-- RECORDS TO PROCESS start --

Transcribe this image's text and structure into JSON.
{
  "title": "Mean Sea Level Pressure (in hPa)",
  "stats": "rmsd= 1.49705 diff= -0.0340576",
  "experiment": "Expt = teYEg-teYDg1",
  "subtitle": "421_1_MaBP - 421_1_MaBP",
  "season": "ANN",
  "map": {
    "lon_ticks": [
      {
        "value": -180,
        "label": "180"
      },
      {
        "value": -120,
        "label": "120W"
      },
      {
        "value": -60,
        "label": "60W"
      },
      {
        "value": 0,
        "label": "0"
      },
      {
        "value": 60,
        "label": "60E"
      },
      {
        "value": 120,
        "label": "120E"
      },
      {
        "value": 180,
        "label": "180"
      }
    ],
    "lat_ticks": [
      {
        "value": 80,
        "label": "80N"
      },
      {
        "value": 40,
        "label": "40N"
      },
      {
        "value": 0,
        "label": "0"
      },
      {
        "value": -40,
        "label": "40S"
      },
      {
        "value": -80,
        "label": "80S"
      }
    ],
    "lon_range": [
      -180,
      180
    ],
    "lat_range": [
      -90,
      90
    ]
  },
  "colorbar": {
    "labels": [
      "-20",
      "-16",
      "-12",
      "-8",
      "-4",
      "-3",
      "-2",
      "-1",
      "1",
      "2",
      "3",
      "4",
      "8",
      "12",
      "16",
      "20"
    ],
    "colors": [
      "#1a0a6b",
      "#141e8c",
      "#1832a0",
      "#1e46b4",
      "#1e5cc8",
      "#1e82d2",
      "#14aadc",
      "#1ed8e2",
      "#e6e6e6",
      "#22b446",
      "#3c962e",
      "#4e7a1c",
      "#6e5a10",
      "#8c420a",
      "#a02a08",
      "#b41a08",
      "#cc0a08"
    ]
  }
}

-- RECORDS TO PROCESS end --

WHAT YOU SHOULD DO
Copy out the whole listing exactly as written.

RESULT
Transcribe this image's text and structure into JSON.
{
  "title": "Mean Sea Level Pressure (in hPa)",
  "stats": "rmsd= 1.49705 diff= -0.0340576",
  "experiment": "Expt = teYEg-teYDg1",
  "subtitle": "421_1_MaBP - 421_1_MaBP",
  "season": "ANN",
  "map": {
    "lon_ticks": [
      {
        "value": -180,
        "label": "180"
      },
      {
        "value": -120,
        "label": "120W"
      },
      {
        "value": -60,
        "label": "60W"
      },
      {
        "value": 0,
        "label": "0"
      },
      {
        "value": 60,
        "label": "60E"
      },
      {
        "value": 120,
        "label": "120E"
      },
      {
        "value": 180,
        "label": "180"
      }
    ],
    "lat_ticks": [
      {
        "value": 80,
        "label": "80N"
      },
      {
        "value": 40,
        "label": "40N"
      },
      {
        "value": 0,
        "label": "0"
      },
      {
        "value": -40,
        "label": "40S"
      },
      {
        "value": -80,
        "label": "80S"
      }
    ],
    "lon_range": [
      -180,
      180
    ],
    "lat_range": [
      -90,
      90
    ]
  },
  "colorbar": {
    "labels": [
      "-20",
      "-16",
      "-12",
      "-8",
      "-4",
      "-3",
      "-2",
      "-1",
      "1",
      "2",
      "3",
      "4",
      "8",
      "12",
      "16",
      "20"
    ],
    "colors": [
      "#1a0a6b",
      "#141e8c",
      "#1832a0",
      "#1e46b4",
      "#1e5cc8",
      "#1e82d2",
      "#14aadc",
      "#1ed8e2",
      "#e6e6e6",
      "#22b446",
      "#3c962e",
      "#4e7a1c",
      "#6e5a10",
      "#8c420a",
      "#a02a08",
      "#b41a08",
      "#cc0a08"
    ]
  }
}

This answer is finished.